### GIVEN REQUEST
Copy out every line containing the word "content".

### EXERCISE MATERIALS
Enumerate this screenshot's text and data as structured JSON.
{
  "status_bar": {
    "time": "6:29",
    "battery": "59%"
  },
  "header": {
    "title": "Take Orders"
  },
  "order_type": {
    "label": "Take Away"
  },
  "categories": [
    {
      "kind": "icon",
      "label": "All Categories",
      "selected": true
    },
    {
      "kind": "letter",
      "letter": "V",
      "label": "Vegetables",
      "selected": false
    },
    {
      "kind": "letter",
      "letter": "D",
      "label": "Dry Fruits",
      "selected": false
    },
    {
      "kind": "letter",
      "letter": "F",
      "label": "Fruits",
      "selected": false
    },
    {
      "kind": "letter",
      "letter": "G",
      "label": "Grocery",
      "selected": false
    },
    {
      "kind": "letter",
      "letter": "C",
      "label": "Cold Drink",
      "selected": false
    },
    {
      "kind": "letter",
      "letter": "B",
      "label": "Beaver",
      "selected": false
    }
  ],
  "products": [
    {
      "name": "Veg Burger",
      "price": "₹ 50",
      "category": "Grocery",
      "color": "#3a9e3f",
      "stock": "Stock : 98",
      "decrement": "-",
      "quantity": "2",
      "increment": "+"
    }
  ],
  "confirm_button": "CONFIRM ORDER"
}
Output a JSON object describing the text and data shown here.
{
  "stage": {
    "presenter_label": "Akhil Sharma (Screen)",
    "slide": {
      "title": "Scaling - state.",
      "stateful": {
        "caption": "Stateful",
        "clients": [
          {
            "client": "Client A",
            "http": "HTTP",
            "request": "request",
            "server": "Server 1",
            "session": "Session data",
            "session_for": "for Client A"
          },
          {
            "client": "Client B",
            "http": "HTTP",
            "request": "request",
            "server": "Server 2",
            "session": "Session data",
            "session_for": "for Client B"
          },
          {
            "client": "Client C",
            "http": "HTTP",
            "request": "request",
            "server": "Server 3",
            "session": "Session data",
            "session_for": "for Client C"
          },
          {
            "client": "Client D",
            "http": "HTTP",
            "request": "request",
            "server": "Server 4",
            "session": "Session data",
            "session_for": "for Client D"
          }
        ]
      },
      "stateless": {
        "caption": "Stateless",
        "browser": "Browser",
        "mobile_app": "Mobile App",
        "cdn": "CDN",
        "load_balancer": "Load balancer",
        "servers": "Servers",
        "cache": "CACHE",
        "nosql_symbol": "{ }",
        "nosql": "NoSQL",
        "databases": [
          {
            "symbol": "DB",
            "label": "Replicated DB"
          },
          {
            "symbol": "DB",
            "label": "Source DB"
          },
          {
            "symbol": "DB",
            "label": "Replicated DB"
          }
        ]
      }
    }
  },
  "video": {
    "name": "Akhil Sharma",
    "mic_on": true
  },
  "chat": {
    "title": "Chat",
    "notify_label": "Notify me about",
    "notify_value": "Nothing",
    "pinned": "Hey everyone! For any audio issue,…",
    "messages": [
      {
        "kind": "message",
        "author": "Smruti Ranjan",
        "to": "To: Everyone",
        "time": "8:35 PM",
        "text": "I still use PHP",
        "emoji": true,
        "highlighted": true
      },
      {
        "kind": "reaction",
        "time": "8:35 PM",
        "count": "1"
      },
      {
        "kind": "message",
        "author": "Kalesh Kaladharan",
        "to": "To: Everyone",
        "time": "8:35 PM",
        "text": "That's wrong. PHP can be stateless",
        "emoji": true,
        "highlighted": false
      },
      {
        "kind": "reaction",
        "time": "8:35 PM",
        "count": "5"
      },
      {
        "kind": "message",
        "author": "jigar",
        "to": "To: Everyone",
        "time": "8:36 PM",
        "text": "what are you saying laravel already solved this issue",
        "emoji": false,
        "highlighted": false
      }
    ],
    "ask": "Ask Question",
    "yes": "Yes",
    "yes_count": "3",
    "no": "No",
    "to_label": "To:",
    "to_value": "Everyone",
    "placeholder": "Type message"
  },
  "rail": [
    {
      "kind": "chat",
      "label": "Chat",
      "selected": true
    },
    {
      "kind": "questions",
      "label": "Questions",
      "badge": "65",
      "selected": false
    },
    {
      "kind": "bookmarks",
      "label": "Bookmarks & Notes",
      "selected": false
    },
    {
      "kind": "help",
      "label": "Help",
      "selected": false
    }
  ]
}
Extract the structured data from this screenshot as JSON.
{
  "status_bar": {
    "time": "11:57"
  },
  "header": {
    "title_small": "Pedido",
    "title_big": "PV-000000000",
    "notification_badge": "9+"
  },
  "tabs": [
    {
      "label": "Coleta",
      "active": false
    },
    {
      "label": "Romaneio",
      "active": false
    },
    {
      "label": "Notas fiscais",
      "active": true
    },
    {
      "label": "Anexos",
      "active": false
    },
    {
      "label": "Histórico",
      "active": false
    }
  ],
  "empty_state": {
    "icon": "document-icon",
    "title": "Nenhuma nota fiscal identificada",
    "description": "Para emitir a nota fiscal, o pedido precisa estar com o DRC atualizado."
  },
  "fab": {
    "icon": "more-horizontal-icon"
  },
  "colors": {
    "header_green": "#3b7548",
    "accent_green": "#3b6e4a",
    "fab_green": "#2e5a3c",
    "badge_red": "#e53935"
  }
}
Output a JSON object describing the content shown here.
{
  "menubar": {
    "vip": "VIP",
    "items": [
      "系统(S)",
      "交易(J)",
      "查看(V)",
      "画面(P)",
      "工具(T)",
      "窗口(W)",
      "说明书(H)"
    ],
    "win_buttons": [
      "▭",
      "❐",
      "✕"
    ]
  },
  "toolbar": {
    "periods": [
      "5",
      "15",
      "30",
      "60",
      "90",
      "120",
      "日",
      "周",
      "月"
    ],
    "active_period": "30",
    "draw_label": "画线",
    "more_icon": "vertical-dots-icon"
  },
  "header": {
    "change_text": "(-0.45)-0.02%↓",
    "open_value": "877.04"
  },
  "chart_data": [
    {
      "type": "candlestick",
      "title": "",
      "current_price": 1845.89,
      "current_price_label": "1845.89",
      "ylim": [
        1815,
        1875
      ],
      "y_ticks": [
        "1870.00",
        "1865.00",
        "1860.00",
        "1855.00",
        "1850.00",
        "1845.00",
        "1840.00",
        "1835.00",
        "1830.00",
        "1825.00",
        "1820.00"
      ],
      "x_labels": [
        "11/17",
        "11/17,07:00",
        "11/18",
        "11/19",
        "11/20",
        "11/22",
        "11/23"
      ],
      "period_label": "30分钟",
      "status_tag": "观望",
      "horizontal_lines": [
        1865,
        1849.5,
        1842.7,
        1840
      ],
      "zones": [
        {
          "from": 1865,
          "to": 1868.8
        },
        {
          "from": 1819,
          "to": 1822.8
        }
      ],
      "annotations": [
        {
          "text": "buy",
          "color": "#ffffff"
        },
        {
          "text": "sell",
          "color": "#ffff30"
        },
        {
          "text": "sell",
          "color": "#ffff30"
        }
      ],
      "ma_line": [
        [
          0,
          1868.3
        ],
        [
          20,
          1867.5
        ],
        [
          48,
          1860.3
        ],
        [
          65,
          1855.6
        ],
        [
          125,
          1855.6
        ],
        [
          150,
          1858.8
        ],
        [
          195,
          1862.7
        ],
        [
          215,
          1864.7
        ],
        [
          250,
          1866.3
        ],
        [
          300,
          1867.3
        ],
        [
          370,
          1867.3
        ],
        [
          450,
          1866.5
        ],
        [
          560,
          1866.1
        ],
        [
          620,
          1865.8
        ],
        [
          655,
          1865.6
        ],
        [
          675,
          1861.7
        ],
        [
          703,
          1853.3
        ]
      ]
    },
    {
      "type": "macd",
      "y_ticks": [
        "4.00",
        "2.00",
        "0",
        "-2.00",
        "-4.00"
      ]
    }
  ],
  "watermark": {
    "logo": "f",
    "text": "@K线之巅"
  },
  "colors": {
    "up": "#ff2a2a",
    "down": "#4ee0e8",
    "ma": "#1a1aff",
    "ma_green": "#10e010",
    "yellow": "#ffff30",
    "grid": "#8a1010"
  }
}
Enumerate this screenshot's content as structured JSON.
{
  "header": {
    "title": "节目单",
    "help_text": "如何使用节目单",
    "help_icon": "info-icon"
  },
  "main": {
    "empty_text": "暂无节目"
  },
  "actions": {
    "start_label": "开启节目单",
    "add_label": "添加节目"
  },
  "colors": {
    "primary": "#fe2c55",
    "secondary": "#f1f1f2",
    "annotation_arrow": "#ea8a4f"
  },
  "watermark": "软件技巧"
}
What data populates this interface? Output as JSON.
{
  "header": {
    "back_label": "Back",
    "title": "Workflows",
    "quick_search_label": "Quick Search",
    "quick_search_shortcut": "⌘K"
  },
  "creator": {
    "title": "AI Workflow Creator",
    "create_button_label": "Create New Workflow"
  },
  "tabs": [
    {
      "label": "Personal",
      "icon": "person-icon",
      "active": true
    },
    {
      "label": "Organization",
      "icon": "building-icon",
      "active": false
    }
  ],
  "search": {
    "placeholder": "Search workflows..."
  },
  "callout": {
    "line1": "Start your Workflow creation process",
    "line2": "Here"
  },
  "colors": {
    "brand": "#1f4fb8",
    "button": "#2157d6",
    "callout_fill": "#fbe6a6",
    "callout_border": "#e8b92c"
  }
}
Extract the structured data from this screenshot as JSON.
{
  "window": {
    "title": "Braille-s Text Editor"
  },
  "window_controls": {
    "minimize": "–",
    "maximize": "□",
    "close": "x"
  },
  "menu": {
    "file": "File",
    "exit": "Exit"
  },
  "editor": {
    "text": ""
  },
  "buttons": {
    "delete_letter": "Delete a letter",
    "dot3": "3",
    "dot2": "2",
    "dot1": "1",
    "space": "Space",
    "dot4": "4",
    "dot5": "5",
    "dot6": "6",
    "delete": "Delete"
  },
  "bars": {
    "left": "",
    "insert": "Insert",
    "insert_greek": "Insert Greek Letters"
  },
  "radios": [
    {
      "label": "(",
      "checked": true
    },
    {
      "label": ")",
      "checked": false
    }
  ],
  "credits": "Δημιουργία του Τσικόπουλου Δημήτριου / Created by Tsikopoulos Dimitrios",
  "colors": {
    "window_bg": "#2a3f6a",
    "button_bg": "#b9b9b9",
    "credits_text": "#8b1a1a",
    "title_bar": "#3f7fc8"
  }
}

### SOLUTION TO THIS EXERCISE
Output a JSON object describing the content shown here.
Enumerate this screenshot's content as structured JSON.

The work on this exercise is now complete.